◆ **The task**
Copy every line that holds "Since".

◆ **Material for this exercise**
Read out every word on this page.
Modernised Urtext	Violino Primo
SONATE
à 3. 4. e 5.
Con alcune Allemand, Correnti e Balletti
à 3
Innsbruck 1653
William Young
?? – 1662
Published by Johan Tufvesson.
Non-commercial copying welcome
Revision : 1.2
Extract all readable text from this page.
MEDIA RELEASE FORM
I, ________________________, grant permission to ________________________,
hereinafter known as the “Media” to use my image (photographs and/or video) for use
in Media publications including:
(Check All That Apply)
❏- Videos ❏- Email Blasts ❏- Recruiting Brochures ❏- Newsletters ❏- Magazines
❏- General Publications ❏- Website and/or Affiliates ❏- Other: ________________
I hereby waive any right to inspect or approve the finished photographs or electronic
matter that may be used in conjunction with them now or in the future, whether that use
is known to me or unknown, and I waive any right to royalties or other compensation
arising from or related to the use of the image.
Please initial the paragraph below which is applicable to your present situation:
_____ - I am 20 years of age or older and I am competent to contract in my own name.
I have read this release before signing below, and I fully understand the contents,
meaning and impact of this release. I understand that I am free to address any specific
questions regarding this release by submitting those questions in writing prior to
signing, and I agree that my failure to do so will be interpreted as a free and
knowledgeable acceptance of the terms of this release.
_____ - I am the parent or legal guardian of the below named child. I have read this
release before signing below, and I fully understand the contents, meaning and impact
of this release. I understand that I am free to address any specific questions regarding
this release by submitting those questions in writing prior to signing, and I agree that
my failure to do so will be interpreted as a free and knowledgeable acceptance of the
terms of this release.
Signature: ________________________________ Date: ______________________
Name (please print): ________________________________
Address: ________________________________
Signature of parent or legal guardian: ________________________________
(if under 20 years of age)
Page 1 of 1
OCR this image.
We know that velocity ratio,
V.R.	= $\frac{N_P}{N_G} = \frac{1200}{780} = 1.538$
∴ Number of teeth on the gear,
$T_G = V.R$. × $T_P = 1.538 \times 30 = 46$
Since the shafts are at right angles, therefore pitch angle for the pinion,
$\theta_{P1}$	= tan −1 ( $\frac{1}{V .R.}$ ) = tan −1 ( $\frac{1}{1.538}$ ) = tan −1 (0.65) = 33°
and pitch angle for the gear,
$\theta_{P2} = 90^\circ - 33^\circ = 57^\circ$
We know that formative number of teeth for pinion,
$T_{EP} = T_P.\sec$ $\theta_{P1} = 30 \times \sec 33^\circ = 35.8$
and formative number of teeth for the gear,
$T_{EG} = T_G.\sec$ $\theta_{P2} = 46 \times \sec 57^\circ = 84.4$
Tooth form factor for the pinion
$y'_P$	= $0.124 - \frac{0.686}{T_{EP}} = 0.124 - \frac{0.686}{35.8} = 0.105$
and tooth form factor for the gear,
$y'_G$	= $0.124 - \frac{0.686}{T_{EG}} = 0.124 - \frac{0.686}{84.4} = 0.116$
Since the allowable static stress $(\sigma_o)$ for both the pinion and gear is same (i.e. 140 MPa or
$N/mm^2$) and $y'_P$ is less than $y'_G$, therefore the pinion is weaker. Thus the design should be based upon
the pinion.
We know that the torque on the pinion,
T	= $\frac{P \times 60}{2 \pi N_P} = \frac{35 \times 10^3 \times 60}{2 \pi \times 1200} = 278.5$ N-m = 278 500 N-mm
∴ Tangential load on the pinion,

◆ **Exercise response**
Since the shafts are at right angles, therefore pitch angle for the pinion,
Since the allowable static stress $(\sigma_o)$ for both the pinion and gear is same (i.e. 140 MPa or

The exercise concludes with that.